**What you have to do:**
Transcribe the full listing below exactly.

___ Data shown

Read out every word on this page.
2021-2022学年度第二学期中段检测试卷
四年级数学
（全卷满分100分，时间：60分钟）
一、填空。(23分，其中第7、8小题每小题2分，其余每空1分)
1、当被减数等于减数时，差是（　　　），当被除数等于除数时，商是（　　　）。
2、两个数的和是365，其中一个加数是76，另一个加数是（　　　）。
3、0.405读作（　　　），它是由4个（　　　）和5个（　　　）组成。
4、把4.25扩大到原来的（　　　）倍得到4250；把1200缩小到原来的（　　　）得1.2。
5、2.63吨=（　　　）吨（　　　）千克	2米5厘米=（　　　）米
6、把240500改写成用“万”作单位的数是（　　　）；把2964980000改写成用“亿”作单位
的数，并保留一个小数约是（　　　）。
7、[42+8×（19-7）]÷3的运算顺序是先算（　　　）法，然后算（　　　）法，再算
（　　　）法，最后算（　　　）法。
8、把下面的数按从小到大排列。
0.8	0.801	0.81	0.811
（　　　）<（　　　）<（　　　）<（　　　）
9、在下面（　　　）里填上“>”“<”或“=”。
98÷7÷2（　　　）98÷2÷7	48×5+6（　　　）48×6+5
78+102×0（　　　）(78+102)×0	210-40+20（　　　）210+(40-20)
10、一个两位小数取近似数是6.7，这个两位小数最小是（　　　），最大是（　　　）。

______

**Solution below:**
Read out every word on this page.
2021-2022学年度第二学期中段检测试卷
四年级数学
（全卷满分100分，时间：60分钟）
一、填空。(23分，其中第7、8小题每小题2分，其余每空1分)
1、当被减数等于减数时，差是（　　　），当被除数等于除数时，商是（　　　）。
2、两个数的和是365，其中一个加数是76，另一个加数是（　　　）。
3、0.405读作（　　　），它是由4个（　　　）和5个（　　　）组成。
4、把4.25扩大到原来的（　　　）倍得到4250；把1200缩小到原来的（　　　）得1.2。
5、2.63吨=（　　　）吨（　　　）千克	2米5厘米=（　　　）米
6、把240500改写成用“万”作单位的数是（　　　）；把2964980000改写成用“亿”作单位
的数，并保留一个小数约是（　　　）。
7、[42+8×（19-7）]÷3的运算顺序是先算（　　　）法，然后算（　　　）法，再算
（　　　）法，最后算（　　　）法。
8、把下面的数按从小到大排列。
0.8	0.801	0.81	0.811
（　　　）<（　　　）<（　　　）<（　　　）
9、在下面（　　　）里填上“>”“<”或“=”。
98÷7÷2（　　　）98÷2÷7	48×5+6（　　　）48×6+5
78+102×0（　　　）(78+102)×0	210-40+20（　　　）210+(40-20)
10、一个两位小数取近似数是6.7，这个两位小数最小是（　　　），最大是（　　　）。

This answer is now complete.